| INPUT ROWS |
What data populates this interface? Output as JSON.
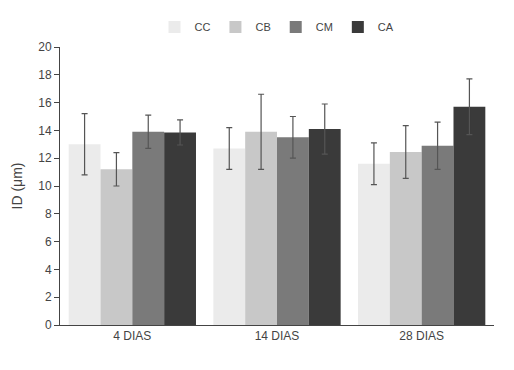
{
  "chart_data": {
    "type": "bar",
    "categories": [
      "4 DIAS",
      "14 DIAS",
      "28 DIAS"
    ],
    "series": [
      {
        "name": "CC",
        "color": "#ebebeb",
        "values": [
          13.0,
          12.7,
          11.6
        ],
        "errors": [
          2.2,
          1.5,
          1.5
        ]
      },
      {
        "name": "CB",
        "color": "#c8c8c8",
        "values": [
          11.2,
          13.9,
          12.45
        ],
        "errors": [
          1.2,
          2.7,
          1.9
        ]
      },
      {
        "name": "CM",
        "color": "#7a7a7a",
        "values": [
          13.9,
          13.5,
          12.9
        ],
        "errors": [
          1.2,
          1.5,
          1.7
        ]
      },
      {
        "name": "CA",
        "color": "#3a3a3a",
        "values": [
          13.85,
          14.1,
          15.7
        ],
        "errors": [
          0.9,
          1.8,
          2.0
        ]
      }
    ],
    "ylabel": "ID (μm)",
    "ylim": [
      0,
      20
    ],
    "yticks": [
      0,
      2,
      4,
      6,
      8,
      10,
      12,
      14,
      16,
      18,
      20
    ],
    "grid": false,
    "legend": "top"
  }
}
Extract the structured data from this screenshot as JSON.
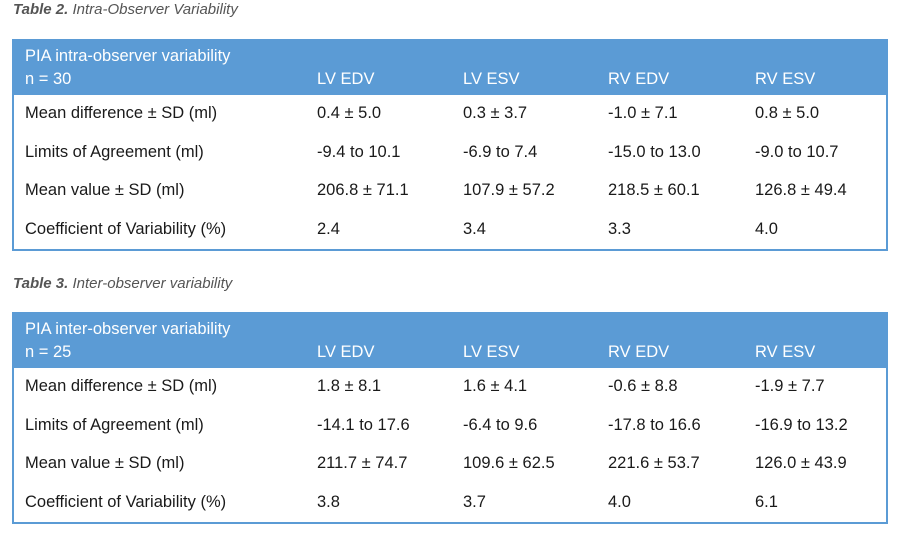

| WHAT IS BEING ASKED |
Work out how many lines above contain the word "JSON". Give only the number.

| SOLVED EXERCISE |
2